## start Extracted information

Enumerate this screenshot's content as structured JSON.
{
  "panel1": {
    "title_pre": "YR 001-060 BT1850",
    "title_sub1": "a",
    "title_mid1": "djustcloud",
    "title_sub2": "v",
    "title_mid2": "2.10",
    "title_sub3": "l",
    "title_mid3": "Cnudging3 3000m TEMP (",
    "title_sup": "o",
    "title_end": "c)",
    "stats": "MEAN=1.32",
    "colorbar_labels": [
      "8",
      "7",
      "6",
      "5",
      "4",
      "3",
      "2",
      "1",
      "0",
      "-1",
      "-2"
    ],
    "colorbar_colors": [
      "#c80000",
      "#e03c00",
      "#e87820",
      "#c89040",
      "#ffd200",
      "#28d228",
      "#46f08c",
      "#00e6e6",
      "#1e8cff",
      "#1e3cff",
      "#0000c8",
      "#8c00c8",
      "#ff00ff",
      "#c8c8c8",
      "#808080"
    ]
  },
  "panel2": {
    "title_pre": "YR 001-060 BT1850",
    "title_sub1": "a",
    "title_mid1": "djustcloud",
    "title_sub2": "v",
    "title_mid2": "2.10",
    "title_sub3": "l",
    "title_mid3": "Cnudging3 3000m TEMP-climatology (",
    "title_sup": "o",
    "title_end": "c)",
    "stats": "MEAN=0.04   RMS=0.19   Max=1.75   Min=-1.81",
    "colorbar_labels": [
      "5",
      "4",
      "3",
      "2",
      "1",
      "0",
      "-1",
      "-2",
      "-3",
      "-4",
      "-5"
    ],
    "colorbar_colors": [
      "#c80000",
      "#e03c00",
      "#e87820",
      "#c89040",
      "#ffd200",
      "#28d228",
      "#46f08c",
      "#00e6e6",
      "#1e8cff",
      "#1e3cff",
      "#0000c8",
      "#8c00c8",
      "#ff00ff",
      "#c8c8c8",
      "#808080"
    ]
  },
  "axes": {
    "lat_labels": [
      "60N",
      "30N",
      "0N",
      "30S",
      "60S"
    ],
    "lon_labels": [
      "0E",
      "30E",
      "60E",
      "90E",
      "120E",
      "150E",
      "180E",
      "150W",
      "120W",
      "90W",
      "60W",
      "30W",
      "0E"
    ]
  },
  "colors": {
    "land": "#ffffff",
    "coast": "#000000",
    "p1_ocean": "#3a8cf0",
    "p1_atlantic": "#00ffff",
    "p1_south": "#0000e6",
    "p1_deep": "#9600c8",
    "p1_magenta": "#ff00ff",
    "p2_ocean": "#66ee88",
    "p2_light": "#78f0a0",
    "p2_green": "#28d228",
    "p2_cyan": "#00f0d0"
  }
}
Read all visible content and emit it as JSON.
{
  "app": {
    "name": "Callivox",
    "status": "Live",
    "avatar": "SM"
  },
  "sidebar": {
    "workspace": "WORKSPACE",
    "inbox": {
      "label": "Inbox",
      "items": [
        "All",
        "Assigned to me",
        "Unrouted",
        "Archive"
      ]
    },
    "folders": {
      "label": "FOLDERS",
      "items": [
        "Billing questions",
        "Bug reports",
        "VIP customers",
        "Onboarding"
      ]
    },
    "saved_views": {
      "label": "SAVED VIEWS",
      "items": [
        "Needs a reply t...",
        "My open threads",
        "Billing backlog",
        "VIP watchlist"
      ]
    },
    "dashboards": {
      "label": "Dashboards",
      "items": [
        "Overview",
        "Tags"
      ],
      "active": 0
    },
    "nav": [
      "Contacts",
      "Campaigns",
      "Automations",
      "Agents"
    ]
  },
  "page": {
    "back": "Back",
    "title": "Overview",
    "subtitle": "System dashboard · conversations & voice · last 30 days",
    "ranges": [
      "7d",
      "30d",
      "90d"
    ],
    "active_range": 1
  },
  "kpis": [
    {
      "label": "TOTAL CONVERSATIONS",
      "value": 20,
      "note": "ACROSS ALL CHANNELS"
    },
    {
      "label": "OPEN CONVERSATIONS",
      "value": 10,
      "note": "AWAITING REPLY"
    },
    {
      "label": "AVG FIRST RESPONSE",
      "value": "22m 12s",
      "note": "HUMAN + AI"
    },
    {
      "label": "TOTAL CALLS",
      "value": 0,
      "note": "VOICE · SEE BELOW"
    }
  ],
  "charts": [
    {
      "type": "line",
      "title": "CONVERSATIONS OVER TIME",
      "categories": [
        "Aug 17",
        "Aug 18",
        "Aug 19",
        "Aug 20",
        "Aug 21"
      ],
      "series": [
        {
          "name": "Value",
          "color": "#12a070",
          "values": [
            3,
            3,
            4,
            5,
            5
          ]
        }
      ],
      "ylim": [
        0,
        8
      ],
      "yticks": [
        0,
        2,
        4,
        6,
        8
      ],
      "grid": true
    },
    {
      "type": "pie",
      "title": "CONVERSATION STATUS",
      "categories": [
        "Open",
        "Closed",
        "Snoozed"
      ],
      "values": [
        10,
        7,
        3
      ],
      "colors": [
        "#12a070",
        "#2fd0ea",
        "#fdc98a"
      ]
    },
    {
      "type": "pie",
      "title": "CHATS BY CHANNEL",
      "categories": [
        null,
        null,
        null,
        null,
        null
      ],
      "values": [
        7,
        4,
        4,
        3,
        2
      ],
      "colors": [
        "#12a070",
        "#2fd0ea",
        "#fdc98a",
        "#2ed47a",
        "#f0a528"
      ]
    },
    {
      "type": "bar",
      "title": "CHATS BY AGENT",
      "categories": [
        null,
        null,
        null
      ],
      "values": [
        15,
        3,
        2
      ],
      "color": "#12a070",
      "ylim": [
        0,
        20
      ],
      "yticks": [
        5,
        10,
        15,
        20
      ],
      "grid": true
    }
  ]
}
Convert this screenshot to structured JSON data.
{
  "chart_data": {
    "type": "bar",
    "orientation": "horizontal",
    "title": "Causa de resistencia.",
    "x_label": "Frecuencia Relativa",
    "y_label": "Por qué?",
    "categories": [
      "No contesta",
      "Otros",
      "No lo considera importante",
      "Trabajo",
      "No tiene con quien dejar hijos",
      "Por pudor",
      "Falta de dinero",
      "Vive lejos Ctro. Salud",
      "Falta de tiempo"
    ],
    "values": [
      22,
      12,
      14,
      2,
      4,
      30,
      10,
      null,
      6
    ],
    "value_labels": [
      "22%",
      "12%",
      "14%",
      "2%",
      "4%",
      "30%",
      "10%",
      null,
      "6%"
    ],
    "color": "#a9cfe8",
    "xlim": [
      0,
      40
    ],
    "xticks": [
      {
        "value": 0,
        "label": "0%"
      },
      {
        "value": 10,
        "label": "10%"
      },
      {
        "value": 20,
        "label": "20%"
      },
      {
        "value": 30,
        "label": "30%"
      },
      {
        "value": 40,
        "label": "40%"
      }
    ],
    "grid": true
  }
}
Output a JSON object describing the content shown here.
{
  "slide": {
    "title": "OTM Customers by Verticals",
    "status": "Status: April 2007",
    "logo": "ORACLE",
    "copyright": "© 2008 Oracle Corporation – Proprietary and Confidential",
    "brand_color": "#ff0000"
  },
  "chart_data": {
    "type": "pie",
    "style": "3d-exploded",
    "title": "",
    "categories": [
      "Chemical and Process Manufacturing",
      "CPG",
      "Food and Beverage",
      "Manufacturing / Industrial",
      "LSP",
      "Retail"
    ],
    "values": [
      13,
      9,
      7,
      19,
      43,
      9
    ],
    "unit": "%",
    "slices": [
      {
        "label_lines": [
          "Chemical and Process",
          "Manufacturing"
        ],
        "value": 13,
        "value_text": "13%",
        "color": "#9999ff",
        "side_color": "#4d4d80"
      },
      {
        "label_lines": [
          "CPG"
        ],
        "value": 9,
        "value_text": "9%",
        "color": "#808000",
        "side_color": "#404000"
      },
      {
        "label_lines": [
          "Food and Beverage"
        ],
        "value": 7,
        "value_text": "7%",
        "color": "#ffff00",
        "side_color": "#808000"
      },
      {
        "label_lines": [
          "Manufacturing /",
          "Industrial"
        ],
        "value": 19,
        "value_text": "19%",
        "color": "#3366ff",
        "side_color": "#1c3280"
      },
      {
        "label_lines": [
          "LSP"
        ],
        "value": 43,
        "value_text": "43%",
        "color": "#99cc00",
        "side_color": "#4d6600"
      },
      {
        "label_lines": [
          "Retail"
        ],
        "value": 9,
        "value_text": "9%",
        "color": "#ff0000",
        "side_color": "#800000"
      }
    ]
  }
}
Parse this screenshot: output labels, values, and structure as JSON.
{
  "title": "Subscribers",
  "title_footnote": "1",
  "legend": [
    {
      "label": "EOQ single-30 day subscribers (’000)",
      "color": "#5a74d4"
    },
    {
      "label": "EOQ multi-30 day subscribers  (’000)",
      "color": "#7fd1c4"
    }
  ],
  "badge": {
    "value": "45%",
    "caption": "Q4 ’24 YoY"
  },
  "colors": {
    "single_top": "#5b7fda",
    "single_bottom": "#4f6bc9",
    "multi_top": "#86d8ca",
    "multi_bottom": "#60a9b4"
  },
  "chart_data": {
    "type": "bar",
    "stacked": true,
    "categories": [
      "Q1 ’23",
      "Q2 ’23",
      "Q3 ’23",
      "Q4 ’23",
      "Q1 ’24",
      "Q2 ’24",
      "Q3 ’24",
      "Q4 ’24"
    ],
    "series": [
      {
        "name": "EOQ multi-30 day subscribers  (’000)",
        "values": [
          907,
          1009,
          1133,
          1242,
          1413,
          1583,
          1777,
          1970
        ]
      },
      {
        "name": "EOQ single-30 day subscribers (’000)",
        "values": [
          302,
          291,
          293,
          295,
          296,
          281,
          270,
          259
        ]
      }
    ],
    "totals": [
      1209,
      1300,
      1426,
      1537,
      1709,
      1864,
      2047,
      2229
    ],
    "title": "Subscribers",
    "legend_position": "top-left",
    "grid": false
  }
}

## end Extracted information

• [Written exercise] Count the lines in which the string "type" appears, then report only that figure.

• [Exercise answer] 7